** Start EXCERPTED RECORDS **

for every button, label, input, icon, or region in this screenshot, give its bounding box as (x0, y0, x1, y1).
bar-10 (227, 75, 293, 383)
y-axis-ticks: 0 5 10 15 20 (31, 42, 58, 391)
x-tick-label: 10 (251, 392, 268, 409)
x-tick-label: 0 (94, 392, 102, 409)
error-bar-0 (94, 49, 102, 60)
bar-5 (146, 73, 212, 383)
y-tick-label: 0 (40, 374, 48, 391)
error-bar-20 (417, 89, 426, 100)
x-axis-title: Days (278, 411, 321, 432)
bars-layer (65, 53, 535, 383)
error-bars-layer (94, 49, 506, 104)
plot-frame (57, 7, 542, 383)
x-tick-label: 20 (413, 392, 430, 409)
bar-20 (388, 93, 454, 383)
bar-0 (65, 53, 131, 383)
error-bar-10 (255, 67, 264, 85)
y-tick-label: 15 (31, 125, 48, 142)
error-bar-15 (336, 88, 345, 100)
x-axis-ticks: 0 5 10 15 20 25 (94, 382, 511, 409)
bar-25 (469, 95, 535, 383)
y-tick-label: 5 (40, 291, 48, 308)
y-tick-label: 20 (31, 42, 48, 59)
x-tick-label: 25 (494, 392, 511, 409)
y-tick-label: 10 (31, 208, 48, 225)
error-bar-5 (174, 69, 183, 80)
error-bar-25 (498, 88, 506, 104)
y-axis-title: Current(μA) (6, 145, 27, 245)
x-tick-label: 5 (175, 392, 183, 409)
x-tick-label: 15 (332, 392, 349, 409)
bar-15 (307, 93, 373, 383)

** End EXCERPTED RECORDS **
** Start EXCERPTED RECORDS **

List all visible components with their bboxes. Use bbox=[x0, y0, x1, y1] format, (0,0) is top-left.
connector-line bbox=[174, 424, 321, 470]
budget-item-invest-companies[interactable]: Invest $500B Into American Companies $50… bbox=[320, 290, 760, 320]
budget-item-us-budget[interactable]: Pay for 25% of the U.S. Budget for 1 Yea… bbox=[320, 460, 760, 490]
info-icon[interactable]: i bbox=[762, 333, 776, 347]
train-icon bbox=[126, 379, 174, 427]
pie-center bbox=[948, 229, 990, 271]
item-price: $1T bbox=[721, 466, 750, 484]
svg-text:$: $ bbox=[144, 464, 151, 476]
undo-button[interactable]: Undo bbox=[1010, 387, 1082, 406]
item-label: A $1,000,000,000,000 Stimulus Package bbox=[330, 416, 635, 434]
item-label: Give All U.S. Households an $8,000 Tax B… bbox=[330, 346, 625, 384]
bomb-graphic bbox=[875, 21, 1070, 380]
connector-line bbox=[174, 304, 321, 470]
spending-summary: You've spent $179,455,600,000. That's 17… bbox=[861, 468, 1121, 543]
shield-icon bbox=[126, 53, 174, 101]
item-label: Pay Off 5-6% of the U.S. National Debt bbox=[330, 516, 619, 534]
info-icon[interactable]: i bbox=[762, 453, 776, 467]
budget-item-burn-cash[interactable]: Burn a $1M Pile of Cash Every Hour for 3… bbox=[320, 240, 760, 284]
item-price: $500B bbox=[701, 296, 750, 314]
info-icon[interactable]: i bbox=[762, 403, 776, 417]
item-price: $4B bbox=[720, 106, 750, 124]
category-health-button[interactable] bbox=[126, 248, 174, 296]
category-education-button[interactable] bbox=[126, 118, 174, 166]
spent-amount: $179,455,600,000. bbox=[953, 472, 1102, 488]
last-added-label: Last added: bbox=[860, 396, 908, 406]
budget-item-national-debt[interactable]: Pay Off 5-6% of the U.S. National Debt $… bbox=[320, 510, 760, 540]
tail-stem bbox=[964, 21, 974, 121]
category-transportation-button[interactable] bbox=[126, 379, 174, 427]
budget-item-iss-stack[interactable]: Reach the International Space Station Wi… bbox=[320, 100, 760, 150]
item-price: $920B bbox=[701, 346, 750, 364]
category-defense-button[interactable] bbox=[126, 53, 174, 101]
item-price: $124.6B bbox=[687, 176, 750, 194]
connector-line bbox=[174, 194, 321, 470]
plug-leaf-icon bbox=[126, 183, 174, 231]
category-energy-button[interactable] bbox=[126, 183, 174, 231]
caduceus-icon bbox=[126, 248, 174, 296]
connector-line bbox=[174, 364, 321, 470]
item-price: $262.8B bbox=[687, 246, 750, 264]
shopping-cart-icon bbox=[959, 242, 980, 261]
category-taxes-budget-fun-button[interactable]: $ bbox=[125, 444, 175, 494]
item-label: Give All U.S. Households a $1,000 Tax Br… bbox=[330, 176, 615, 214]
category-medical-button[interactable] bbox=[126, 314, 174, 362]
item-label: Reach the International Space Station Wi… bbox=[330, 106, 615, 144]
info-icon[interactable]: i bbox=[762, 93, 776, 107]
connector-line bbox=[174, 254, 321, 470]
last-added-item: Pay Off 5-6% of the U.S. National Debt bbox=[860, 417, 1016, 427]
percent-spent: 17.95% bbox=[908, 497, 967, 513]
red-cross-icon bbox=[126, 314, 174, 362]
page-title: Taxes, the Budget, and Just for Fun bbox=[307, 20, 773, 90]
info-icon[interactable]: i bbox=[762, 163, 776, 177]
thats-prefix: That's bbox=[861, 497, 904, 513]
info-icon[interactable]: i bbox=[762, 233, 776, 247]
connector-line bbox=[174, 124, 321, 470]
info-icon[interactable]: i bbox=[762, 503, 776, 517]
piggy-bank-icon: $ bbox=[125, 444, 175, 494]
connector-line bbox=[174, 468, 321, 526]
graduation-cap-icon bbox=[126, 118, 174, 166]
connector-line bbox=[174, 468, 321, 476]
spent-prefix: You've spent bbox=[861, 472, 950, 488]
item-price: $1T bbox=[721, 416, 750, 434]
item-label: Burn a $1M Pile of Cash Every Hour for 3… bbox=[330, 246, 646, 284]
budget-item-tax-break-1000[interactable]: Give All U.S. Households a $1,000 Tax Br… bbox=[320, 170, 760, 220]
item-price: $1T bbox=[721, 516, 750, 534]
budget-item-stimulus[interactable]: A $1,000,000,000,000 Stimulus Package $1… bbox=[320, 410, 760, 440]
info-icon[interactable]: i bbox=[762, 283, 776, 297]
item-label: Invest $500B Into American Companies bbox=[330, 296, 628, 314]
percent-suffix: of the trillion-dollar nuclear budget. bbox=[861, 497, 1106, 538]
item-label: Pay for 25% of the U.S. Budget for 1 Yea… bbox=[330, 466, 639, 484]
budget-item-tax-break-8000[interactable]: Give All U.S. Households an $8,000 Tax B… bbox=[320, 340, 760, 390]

** End EXCERPTED RECORDS **
** Start EXCERPTED RECORDS **

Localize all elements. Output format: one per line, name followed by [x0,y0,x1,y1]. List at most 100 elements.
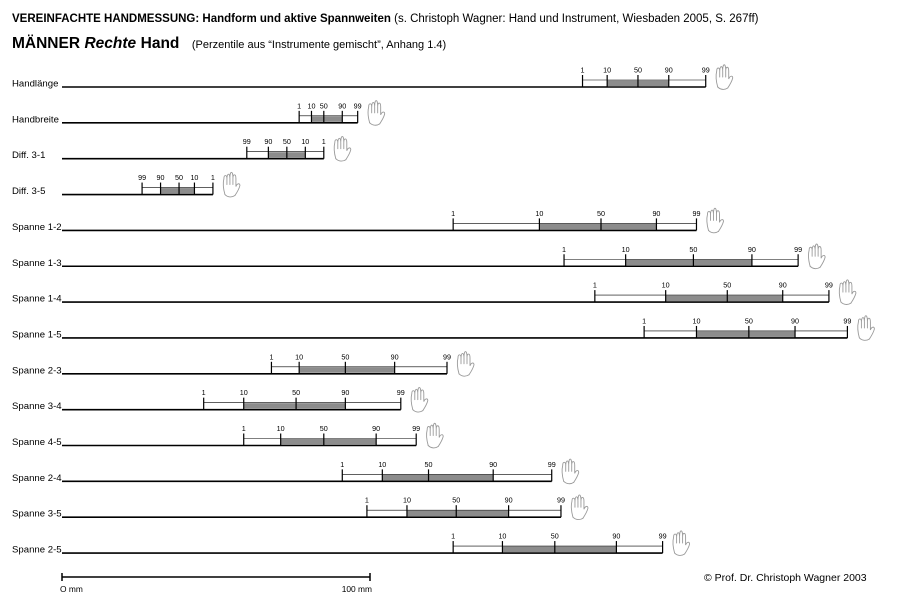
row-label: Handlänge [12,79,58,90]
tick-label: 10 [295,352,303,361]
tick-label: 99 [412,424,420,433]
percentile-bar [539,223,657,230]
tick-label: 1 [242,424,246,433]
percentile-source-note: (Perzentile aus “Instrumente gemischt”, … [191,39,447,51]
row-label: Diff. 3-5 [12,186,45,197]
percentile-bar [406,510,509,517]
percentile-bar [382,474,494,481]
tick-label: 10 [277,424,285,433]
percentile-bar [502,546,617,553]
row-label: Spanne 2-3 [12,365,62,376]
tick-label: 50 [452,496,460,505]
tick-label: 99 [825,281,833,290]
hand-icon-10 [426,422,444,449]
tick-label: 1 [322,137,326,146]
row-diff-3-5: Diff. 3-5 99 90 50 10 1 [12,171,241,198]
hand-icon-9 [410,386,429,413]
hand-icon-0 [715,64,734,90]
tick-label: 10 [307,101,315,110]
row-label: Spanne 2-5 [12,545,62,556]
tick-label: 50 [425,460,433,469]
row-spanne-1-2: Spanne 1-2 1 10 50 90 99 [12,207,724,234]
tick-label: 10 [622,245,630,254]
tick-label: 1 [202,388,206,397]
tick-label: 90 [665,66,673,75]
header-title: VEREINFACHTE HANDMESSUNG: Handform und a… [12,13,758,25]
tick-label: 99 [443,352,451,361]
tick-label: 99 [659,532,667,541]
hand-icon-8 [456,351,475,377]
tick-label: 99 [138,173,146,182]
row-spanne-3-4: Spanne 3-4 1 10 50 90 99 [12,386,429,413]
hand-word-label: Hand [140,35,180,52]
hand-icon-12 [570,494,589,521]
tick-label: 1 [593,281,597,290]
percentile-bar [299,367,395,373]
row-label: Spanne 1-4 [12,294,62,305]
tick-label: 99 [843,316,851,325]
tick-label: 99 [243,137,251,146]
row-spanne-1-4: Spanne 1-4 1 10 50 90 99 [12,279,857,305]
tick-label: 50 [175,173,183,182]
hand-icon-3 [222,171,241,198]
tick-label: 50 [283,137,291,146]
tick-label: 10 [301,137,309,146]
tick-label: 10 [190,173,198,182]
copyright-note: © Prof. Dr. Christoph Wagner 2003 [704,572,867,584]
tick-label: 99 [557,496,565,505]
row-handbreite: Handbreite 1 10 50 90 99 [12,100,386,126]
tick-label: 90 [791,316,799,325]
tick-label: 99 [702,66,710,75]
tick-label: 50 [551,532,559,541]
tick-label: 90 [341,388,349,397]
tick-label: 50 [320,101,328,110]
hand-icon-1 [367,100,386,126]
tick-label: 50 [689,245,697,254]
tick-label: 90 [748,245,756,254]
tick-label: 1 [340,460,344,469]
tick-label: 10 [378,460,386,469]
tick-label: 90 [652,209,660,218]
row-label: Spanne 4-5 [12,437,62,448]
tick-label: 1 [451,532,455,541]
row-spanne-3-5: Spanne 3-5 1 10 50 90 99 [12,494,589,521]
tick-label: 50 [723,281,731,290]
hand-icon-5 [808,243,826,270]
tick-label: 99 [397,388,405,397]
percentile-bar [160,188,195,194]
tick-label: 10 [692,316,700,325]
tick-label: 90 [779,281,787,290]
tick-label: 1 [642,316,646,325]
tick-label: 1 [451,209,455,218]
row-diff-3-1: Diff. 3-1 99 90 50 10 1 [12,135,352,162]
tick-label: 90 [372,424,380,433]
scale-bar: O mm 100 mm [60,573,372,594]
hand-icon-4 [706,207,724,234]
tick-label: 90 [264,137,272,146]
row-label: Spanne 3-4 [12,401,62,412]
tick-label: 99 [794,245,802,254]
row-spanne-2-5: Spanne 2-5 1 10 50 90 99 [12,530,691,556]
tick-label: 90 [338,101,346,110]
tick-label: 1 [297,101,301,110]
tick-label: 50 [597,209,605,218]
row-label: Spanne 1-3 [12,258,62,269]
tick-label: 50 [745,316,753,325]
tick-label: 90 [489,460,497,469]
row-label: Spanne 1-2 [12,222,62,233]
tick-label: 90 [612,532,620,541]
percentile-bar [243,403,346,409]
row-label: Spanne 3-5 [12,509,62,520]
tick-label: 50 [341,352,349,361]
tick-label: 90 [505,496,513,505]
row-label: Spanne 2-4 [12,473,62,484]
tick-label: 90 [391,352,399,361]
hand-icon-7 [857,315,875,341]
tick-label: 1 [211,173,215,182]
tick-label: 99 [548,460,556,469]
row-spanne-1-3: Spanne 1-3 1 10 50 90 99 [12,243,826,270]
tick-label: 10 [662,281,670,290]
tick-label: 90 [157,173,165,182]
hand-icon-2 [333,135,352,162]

** End EXCERPTED RECORDS **

CHALLENGE ▸
Copy the rows word for word, from the row containing "List all visible" to the row containing "svg-text:$: $ bbox=[144, 464, 151, 476]", including both of those rows.

TASK RESPONSE ▸
List all visible components with their bboxes. Use bbox=[x0, y0, x1, y1] format, (0,0) is top-left.
connector-line bbox=[174, 424, 321, 470]
budget-item-invest-companies[interactable]: Invest $500B Into American Companies $50… bbox=[320, 290, 760, 320]
budget-item-us-budget[interactable]: Pay for 25% of the U.S. Budget for 1 Yea… bbox=[320, 460, 760, 490]
info-icon[interactable]: i bbox=[762, 333, 776, 347]
train-icon bbox=[126, 379, 174, 427]
pie-center bbox=[948, 229, 990, 271]
item-price: $1T bbox=[721, 466, 750, 484]
svg-text:$: $ bbox=[144, 464, 151, 476]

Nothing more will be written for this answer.